### Exercice 1:
Selon le texte sur la grève de l'ORTF à Amiens, combien de spectateurs le cirque municipal peut-il accueillir ?
### Exercice 2:
Poursuivez le texte sur la grève de l'ORTF à Amiens après sa dernière phrase.

### Texte:
>>

Nous sommes en juin 1968 à Amiens.
Le 12, le quotidien local Le Courrier Picard publie un communiqué de l’ORTF Amiens-Picardie. La station régionale explique pourquoi elle est en grève. Elle annonce que des tracts seront distribués dans la ville et que le soir, à 21 heures, un grand meeting-gala se tiendra au cirque municipal (une construction en dur bien connue des Amiénois pouvant contenir 6 000 spectateurs). Interviendront le journaliste sportif François Janin (spécialiste de la natation et ardent militant syndicaliste), Michel Drey, également du service des sports, le présentateur Gérard Klein, dont les sympathies de gauche sont discrètes mais connues, et le chanteur Jo Dassin.
Le 13 juin, jour du gala, Le Courrier Picard apporte d’importantes précisions. Jacques Dutronc (disons anar de droite), Françoise Hardy, Marie Laforêt et Éric Charden (clairement de droite) seront de la fête. Il est signalé que Joe Dassin fera malheureusement faux bond.

<<

### Données à examiner:
>>

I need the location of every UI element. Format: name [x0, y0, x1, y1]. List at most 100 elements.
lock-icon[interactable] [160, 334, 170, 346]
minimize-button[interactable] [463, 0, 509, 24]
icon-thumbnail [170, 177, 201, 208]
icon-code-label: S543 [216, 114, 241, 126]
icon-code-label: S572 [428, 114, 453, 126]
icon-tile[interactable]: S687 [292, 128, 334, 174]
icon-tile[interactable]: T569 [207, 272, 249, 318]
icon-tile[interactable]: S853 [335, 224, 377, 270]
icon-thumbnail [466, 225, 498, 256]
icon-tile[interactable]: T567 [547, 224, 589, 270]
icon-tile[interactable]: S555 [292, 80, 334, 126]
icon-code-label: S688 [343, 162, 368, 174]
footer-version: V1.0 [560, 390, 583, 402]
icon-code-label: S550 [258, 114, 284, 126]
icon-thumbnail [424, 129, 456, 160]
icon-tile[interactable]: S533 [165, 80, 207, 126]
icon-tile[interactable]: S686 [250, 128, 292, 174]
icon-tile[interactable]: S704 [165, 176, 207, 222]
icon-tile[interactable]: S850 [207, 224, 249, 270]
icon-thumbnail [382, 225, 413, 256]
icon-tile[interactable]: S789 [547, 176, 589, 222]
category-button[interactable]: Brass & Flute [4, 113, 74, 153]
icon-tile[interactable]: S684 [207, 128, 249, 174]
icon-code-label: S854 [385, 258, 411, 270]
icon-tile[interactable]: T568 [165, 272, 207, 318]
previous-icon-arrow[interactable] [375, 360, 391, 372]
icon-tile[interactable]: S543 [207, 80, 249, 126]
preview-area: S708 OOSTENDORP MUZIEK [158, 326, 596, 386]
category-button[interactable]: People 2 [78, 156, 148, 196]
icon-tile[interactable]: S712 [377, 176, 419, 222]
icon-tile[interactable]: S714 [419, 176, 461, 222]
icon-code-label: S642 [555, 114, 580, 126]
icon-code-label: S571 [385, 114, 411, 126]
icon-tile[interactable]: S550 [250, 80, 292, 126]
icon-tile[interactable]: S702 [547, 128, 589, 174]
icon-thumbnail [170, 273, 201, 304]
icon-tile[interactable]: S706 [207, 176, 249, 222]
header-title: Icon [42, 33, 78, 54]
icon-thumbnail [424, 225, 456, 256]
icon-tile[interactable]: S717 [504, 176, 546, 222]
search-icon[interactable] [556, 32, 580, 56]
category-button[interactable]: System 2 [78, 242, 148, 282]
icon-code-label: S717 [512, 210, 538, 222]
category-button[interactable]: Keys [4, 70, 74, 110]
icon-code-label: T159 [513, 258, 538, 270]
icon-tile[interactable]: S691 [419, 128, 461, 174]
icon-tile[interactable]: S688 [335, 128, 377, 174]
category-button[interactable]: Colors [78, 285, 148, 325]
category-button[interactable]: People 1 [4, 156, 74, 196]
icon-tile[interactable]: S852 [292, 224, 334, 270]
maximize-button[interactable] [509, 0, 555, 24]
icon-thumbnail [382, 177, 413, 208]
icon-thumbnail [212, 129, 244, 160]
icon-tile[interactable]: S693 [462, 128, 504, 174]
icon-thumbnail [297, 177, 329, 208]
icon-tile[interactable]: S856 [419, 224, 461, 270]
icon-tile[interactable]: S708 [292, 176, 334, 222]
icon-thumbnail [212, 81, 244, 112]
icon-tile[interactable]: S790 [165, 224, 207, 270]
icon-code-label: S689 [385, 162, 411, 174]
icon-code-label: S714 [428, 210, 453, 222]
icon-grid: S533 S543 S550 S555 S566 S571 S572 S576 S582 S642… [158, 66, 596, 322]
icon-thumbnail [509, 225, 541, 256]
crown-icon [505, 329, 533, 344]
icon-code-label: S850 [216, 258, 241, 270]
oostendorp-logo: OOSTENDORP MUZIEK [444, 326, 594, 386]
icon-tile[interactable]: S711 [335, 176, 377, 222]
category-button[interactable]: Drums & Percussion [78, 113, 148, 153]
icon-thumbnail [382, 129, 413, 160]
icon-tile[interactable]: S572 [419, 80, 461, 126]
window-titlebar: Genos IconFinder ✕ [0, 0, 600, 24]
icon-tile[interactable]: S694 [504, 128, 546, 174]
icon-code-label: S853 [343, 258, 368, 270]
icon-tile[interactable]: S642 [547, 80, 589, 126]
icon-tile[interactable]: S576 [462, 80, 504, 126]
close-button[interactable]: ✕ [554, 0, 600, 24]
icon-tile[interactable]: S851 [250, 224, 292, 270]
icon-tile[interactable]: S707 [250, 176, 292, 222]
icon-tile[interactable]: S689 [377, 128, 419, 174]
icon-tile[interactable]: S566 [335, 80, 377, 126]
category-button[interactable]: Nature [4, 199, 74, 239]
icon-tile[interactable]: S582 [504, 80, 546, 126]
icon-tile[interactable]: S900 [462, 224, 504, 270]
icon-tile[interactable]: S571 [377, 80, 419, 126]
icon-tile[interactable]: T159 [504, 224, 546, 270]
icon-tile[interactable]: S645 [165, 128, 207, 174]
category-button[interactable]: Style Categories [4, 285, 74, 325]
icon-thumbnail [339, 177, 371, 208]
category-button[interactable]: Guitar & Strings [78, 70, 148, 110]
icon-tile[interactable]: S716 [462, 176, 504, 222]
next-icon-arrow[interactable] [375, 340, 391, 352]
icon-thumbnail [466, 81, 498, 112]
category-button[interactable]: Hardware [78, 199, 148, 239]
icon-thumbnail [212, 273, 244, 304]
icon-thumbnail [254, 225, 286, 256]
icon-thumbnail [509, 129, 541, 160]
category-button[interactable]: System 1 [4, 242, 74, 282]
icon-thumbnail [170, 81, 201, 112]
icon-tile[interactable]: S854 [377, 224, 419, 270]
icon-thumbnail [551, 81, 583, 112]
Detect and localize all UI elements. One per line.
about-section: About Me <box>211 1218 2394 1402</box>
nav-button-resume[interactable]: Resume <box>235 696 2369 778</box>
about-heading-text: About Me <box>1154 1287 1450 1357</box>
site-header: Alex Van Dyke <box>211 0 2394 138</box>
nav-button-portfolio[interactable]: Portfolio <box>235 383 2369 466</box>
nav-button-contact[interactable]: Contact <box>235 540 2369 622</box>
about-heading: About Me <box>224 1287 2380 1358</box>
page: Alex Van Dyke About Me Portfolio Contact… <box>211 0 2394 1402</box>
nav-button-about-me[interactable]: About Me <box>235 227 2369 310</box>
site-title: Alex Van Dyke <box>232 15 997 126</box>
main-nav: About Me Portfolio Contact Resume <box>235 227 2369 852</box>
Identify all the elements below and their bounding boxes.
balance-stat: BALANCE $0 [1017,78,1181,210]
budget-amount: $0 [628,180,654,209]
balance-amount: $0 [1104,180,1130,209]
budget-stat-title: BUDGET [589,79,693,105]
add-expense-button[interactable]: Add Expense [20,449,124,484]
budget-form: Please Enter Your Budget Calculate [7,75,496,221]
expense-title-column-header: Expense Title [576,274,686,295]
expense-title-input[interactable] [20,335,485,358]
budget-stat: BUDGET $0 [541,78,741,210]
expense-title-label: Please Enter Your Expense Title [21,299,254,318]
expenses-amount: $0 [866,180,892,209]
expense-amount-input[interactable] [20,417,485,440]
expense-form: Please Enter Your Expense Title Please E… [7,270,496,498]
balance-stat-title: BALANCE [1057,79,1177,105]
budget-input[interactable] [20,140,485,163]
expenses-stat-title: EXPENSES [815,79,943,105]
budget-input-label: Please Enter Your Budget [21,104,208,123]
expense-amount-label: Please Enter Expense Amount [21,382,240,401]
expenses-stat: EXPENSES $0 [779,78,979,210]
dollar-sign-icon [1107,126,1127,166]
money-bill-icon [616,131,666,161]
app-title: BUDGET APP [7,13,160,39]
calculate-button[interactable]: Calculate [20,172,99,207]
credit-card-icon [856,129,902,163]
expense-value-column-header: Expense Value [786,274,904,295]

<<

### Corrigé 1:
6 000 spectateurs.

### Corrigé 2:
Tout cela pour dire que, alors que le mouvement était en phase de recul, qu’Hubert Beuve-Méry, le patron du Monde, retour de Madagascar, avait traité les manifestants de « voyous » (1) et que Bertrand Girod de l’Ain venait de comparer, dans l’édition du 12 juin, la Sorbonne à un « bateau ivre », d’importantes vedettes de la chanson, nullement en phase avec les soixante-huitards, surfaient sur la vague encore quelque peu tourbillonnante d’événements qui avaient sidéré De Gaulle et que Pompidou n’avait pas vu venir.
Ces vedettes viendront toutes seules et rapidement à résipiscence.
(1) Ce à quoi des journalistes lui avaient répondu : “ mais ce sont nos enfants ! ”. Et puisqu’on est dans les souvenirs...
Document transmis par mon ami et camarade Claude Dewaele.
En logo de l’article, Alain Bombard, à l’époque médecin à Amiens, lors de la première manifestation en avril 68 dans la capitale picarde (photo de Claude Dewaele).